**RECORDS TO USE:**
━━━━━━━━━━━━━━━━

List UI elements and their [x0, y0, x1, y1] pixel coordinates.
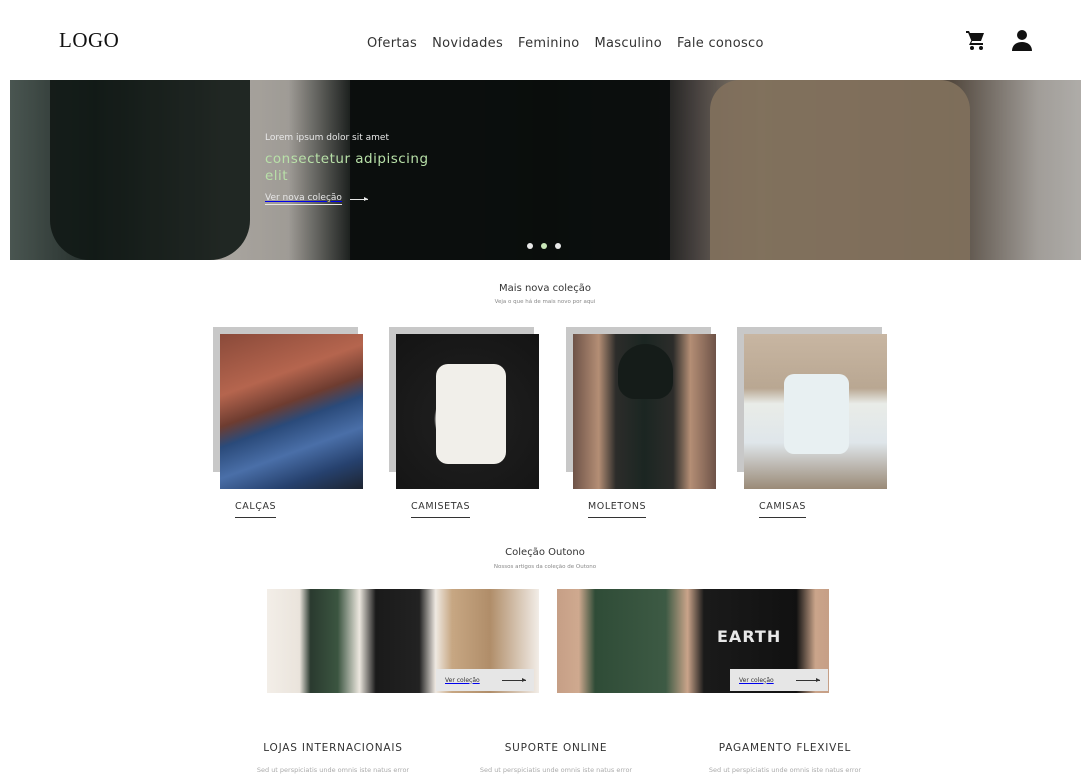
feature-international-stores: LOJAS INTERNACIONAIS Sed ut perspiciatis… — [233, 742, 433, 774]
nav-ofertas[interactable]: Ofertas — [367, 36, 417, 51]
category-card-camisetas[interactable]: CAMISETAS — [389, 327, 539, 520]
view-collection-button[interactable]: Ver coleção — [730, 669, 828, 691]
cart-icon[interactable] — [964, 28, 988, 52]
arrow-right-icon — [349, 196, 368, 201]
category-label: MOLETONS — [588, 501, 647, 518]
nav-fale-conosco[interactable]: Fale conosco — [677, 36, 764, 51]
section-title-autumn: Coleção Outono — [505, 547, 585, 558]
autumn-banner-2: EARTH Ver coleção — [557, 589, 829, 693]
shirt-shape — [784, 374, 849, 454]
view-collection-button[interactable]: Ver coleção — [436, 669, 534, 691]
feature-title: PAGAMENTO FLEXIVEL — [718, 742, 852, 754]
feature-title: SUPORTE ONLINE — [504, 742, 608, 754]
tshirt-shape — [436, 364, 506, 464]
nav-feminino[interactable]: Feminino — [518, 36, 579, 51]
category-label: CALÇAS — [235, 501, 277, 518]
carousel-dots — [527, 243, 561, 249]
hero-banner: Lorem ipsum dolor sit amet consectetur a… — [10, 80, 1081, 260]
carousel-dot[interactable] — [527, 243, 533, 249]
feature-flexible-payment: PAGAMENTO FLEXIVEL Sed ut perspiciatis u… — [685, 742, 885, 774]
shirt-print-text: EARTH — [717, 627, 782, 646]
category-card-moletons[interactable]: MOLETONS — [566, 327, 716, 520]
section-subtitle-autumn: Nossos artigos da coleção de Outono — [493, 564, 597, 570]
nav-novidades[interactable]: Novidades — [432, 36, 503, 51]
logo[interactable]: LOGO — [59, 28, 119, 53]
main-nav: Ofertas Novidades Feminino Masculino Fal… — [367, 36, 764, 51]
view-collection-label: Ver coleção — [739, 676, 774, 684]
user-icon[interactable] — [1010, 28, 1034, 52]
category-card-calcas[interactable]: CALÇAS — [213, 327, 363, 520]
category-label: CAMISETAS — [411, 501, 471, 518]
feature-text: Sed ut perspiciatis unde omnis iste natu… — [256, 766, 410, 774]
category-photo — [744, 334, 887, 489]
autumn-banner-1: Ver coleção — [267, 589, 539, 693]
hero-kicker: Lorem ipsum dolor sit amet — [265, 133, 389, 143]
view-collection-label: Ver coleção — [445, 676, 480, 684]
category-label: CAMISAS — [759, 501, 807, 518]
hero-cta-link[interactable]: Ver nova coleção — [265, 193, 455, 205]
section-title-new-collection: Mais nova coleção — [499, 283, 591, 294]
hero-cta-label: Ver nova coleção — [265, 193, 342, 205]
feature-text: Sed ut perspiciatis unde omnis iste natu… — [479, 766, 633, 774]
category-photo — [220, 334, 363, 489]
feature-online-support: SUPORTE ONLINE Sed ut perspiciatis unde … — [456, 742, 656, 774]
hero-overlay — [10, 80, 1081, 260]
nav-masculino[interactable]: Masculino — [595, 36, 662, 51]
arrow-right-icon — [501, 677, 526, 682]
site-header: LOGO Ofertas Novidades Feminino Masculin… — [0, 0, 1090, 80]
category-photo — [573, 334, 716, 489]
category-photo — [396, 334, 539, 489]
arrow-right-icon — [795, 677, 820, 682]
hoodie-shape — [618, 344, 673, 399]
category-card-camisas[interactable]: CAMISAS — [737, 327, 887, 520]
carousel-dot-active[interactable] — [541, 243, 547, 249]
hero-title: consectetur adipiscing elit — [265, 151, 429, 184]
section-subtitle-new-collection: Veja o que há de mais novo por aqui — [494, 299, 596, 305]
feature-text: Sed ut perspiciatis unde omnis iste natu… — [708, 766, 862, 774]
hero-text: Lorem ipsum dolor sit amet consectetur a… — [265, 133, 455, 205]
feature-title: LOJAS INTERNACIONAIS — [263, 742, 403, 754]
carousel-dot[interactable] — [555, 243, 561, 249]
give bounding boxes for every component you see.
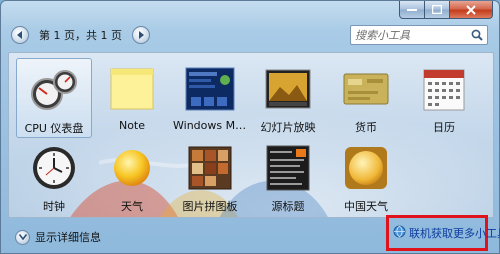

━━━━━━━━━━━━━━━━

**STATED PROBLEM:** Please return all of the data above line for line, with nothing changed, and leave out the pictures.

**SOLUTION TO THIS PROBLEM:**
List UI elements and their [x0, y0, x1, y1] pixel coordinates.
feature-international-stores: LOJAS INTERNACIONAIS Sed ut perspiciatis… — [233, 742, 433, 774]
nav-ofertas[interactable]: Ofertas — [367, 36, 417, 51]
category-card-camisetas[interactable]: CAMISETAS — [389, 327, 539, 520]
view-collection-button[interactable]: Ver coleção — [730, 669, 828, 691]
cart-icon[interactable] — [964, 28, 988, 52]
arrow-right-icon — [349, 196, 368, 201]
category-label: MOLETONS — [588, 501, 647, 518]
nav-fale-conosco[interactable]: Fale conosco — [677, 36, 764, 51]
section-title-autumn: Coleção Outono — [505, 547, 585, 558]
autumn-banner-2: EARTH Ver coleção — [557, 589, 829, 693]
shirt-shape — [784, 374, 849, 454]
view-collection-button[interactable]: Ver coleção — [436, 669, 534, 691]
feature-title: PAGAMENTO FLEXIVEL — [718, 742, 852, 754]
feature-title: SUPORTE ONLINE — [504, 742, 608, 754]
tshirt-shape — [436, 364, 506, 464]
nav-feminino[interactable]: Feminino — [518, 36, 579, 51]
category-label: CALÇAS — [235, 501, 277, 518]
carousel-dots — [527, 243, 561, 249]
hero-banner: Lorem ipsum dolor sit amet consectetur a… — [10, 80, 1081, 260]
carousel-dot[interactable] — [527, 243, 533, 249]
feature-flexible-payment: PAGAMENTO FLEXIVEL Sed ut perspiciatis u… — [685, 742, 885, 774]
shirt-print-text: EARTH — [717, 627, 782, 646]
category-card-moletons[interactable]: MOLETONS — [566, 327, 716, 520]
section-subtitle-autumn: Nossos artigos da coleção de Outono — [493, 564, 597, 570]
nav-novidades[interactable]: Novidades — [432, 36, 503, 51]
logo[interactable]: LOGO — [59, 28, 119, 53]
main-nav: Ofertas Novidades Feminino Masculino Fal… — [367, 36, 764, 51]
view-collection-label: Ver coleção — [739, 676, 774, 684]
user-icon[interactable] — [1010, 28, 1034, 52]
category-card-calcas[interactable]: CALÇAS — [213, 327, 363, 520]
category-label: CAMISETAS — [411, 501, 471, 518]
feature-text: Sed ut perspiciatis unde omnis iste natu… — [256, 766, 410, 774]
category-photo — [744, 334, 887, 489]
autumn-banner-1: Ver coleção — [267, 589, 539, 693]
hero-kicker: Lorem ipsum dolor sit amet — [265, 133, 389, 143]
view-collection-label: Ver coleção — [445, 676, 480, 684]
category-label: CAMISAS — [759, 501, 807, 518]
hero-cta-link[interactable]: Ver nova coleção — [265, 193, 455, 205]
section-title-new-collection: Mais nova coleção — [499, 283, 591, 294]
hero-cta-label: Ver nova coleção — [265, 193, 342, 205]
feature-text: Sed ut perspiciatis unde omnis iste natu… — [479, 766, 633, 774]
category-photo — [220, 334, 363, 489]
feature-online-support: SUPORTE ONLINE Sed ut perspiciatis unde … — [456, 742, 656, 774]
hero-overlay — [10, 80, 1081, 260]
nav-masculino[interactable]: Masculino — [595, 36, 662, 51]
arrow-right-icon — [501, 677, 526, 682]
site-header: LOGO Ofertas Novidades Feminino Masculin… — [0, 0, 1090, 80]
category-photo — [573, 334, 716, 489]
category-photo — [396, 334, 539, 489]
arrow-right-icon — [795, 677, 820, 682]
hoodie-shape — [618, 344, 673, 399]
category-card-camisas[interactable]: CAMISAS — [737, 327, 887, 520]
carousel-dot-active[interactable] — [541, 243, 547, 249]
hero-title: consectetur adipiscing elit — [265, 151, 429, 184]
section-subtitle-new-collection: Veja o que há de mais novo por aqui — [494, 299, 596, 305]
feature-text: Sed ut perspiciatis unde omnis iste natu… — [708, 766, 862, 774]
hero-text: Lorem ipsum dolor sit amet consectetur a… — [265, 133, 455, 205]
feature-title: LOJAS INTERNACIONAIS — [263, 742, 403, 754]
carousel-dot[interactable] — [555, 243, 561, 249]
give bounding boxes for every component you see.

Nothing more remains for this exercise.